Copy everything in the material from the line that contains "toggle-label: Flight mode [121,628,178,641]" down to the line that contains "page-indicator [84,778,500,783]", keeping both of those lines and leaving each line unchanged.

━━━━━ Given data

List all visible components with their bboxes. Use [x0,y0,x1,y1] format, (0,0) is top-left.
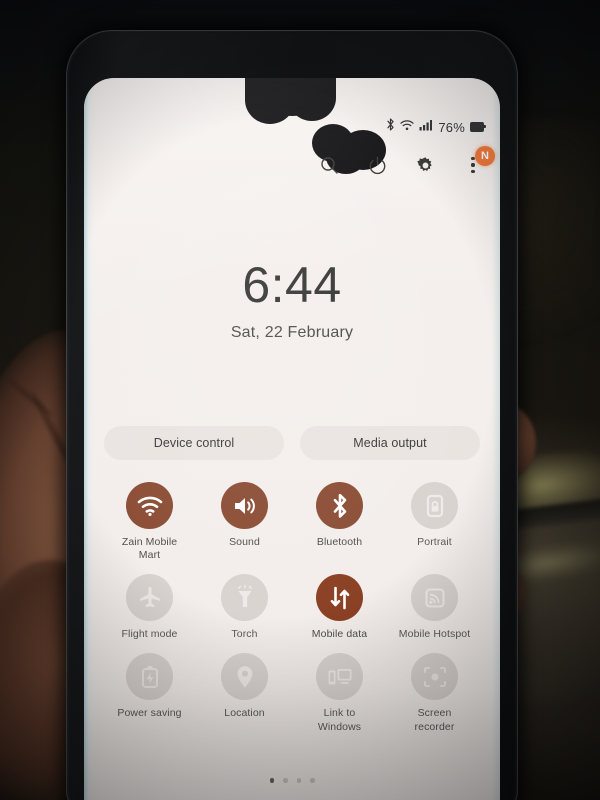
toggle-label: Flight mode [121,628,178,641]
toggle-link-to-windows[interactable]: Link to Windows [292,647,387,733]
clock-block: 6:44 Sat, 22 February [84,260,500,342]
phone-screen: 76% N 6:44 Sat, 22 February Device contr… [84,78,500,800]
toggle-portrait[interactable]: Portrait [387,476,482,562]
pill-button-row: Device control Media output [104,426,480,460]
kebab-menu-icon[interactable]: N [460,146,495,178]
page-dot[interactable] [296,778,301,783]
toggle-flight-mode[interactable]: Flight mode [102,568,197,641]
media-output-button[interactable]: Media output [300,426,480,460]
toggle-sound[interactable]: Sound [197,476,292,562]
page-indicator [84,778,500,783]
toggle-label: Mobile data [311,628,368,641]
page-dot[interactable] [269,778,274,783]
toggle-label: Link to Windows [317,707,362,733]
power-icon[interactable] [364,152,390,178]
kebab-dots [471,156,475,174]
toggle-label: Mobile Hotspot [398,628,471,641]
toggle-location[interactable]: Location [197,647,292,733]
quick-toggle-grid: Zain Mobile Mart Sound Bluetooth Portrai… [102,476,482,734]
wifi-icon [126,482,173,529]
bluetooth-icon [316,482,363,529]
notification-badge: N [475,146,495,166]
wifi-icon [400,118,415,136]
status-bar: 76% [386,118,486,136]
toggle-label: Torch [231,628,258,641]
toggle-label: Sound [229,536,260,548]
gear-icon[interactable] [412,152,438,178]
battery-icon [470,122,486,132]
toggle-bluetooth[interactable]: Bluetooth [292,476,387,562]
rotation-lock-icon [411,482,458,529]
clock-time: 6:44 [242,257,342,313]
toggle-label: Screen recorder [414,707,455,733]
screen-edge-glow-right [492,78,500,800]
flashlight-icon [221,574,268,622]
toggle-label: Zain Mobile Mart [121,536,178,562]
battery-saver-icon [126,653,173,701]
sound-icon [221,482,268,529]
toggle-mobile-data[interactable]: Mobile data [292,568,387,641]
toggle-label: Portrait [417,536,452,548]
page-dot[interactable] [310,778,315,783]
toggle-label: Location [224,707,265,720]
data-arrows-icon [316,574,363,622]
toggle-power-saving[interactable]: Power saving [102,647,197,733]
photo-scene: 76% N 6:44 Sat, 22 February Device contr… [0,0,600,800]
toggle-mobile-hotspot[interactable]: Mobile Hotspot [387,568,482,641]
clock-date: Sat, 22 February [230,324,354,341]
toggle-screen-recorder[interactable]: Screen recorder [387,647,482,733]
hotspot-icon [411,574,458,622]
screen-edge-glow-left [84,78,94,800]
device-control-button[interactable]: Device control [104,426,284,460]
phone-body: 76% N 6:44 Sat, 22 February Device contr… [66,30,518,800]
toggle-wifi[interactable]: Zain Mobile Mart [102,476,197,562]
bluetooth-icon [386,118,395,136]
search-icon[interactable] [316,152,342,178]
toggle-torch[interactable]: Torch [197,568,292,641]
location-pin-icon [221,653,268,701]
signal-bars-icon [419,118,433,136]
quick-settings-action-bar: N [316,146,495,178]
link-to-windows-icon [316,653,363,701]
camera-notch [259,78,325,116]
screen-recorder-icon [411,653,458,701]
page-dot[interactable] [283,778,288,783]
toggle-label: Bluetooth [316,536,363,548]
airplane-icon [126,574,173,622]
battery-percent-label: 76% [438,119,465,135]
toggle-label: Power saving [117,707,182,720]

━━━━━━━━━━

> _Solution to this task_
toggle-label: Flight mode [121,628,178,641]
toggle-link-to-windows[interactable]: Link to Windows [292,647,387,733]
clock-block: 6:44 Sat, 22 February [84,260,500,342]
phone-screen: 76% N 6:44 Sat, 22 February Device contr… [84,78,500,800]
toggle-portrait[interactable]: Portrait [387,476,482,562]
pill-button-row: Device control Media output [104,426,480,460]
kebab-menu-icon[interactable]: N [460,146,495,178]
page-dot[interactable] [296,778,301,783]
toggle-flight-mode[interactable]: Flight mode [102,568,197,641]
media-output-button[interactable]: Media output [300,426,480,460]
toggle-sound[interactable]: Sound [197,476,292,562]
page-indicator [84,778,500,783]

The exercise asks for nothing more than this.